> [Directive]:
Search the data below for the word "dispersion" and copy each line that holds it.
start Dataset excerpts
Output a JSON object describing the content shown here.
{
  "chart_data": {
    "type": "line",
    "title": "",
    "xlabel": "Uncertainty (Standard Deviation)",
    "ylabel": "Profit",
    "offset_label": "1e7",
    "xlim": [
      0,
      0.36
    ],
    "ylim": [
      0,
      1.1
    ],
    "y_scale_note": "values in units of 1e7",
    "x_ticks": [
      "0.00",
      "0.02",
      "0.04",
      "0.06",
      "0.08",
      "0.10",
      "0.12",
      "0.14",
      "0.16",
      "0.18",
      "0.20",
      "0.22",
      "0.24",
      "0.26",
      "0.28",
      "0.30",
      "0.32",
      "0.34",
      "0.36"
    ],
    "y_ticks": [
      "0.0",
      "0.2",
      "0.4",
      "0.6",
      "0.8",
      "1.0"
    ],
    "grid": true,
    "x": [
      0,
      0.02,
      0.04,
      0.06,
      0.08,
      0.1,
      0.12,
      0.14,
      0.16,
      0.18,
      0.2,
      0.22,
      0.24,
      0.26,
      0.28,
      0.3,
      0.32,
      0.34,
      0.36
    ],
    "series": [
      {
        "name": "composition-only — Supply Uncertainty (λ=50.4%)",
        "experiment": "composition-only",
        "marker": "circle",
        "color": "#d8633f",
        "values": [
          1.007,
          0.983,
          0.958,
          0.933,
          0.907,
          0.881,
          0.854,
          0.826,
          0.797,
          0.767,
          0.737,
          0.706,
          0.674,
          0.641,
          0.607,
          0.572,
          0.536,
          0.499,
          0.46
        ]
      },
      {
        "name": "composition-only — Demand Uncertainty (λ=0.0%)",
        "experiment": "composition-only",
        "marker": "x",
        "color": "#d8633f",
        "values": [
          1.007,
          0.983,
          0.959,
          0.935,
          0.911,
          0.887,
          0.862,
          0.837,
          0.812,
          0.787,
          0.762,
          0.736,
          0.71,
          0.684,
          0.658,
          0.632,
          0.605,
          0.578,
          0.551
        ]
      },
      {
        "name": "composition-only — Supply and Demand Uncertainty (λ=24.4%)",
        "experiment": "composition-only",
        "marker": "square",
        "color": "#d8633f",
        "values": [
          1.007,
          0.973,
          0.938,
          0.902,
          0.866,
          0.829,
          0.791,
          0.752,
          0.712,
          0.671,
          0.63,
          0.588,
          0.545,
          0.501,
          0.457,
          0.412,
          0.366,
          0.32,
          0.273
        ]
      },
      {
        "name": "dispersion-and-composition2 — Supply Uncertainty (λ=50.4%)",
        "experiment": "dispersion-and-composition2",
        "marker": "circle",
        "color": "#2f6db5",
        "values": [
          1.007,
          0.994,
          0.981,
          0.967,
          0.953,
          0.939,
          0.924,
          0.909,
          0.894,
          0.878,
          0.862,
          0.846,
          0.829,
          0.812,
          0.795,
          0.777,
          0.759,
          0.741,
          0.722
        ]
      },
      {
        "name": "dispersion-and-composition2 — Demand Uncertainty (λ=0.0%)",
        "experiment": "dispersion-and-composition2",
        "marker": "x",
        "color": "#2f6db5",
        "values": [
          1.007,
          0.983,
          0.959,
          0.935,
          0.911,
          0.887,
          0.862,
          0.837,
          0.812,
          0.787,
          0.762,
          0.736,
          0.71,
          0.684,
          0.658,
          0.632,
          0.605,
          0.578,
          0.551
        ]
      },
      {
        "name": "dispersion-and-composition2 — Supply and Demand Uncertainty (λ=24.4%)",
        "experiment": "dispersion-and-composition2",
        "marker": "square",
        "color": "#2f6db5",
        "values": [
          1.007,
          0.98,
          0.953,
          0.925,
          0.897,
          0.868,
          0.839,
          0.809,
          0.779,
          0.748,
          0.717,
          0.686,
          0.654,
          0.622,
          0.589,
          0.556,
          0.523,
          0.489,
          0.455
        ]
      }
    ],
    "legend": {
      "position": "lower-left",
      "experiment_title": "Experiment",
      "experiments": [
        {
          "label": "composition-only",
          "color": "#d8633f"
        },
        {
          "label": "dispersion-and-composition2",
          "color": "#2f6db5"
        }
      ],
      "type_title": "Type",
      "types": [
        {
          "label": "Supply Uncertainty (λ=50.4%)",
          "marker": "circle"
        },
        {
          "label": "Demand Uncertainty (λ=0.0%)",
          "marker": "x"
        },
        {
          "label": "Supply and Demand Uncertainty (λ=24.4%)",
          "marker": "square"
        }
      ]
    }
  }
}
end Dataset excerpts
> [Task response]:
        "name": "dispersion-and-composition2 — Supply Uncertainty (λ=50.4%)",
        "experiment": "dispersion-and-composition2",
        "name": "dispersion-and-composition2 — Demand Uncertainty (λ=0.0%)",
        "experiment": "dispersion-and-composition2",
        "name": "dispersion-and-composition2 — Supply and Demand Uncertainty (λ=24.4%)",
        "experiment": "dispersion-and-composition2",
          "label": "dispersion-and-composition2",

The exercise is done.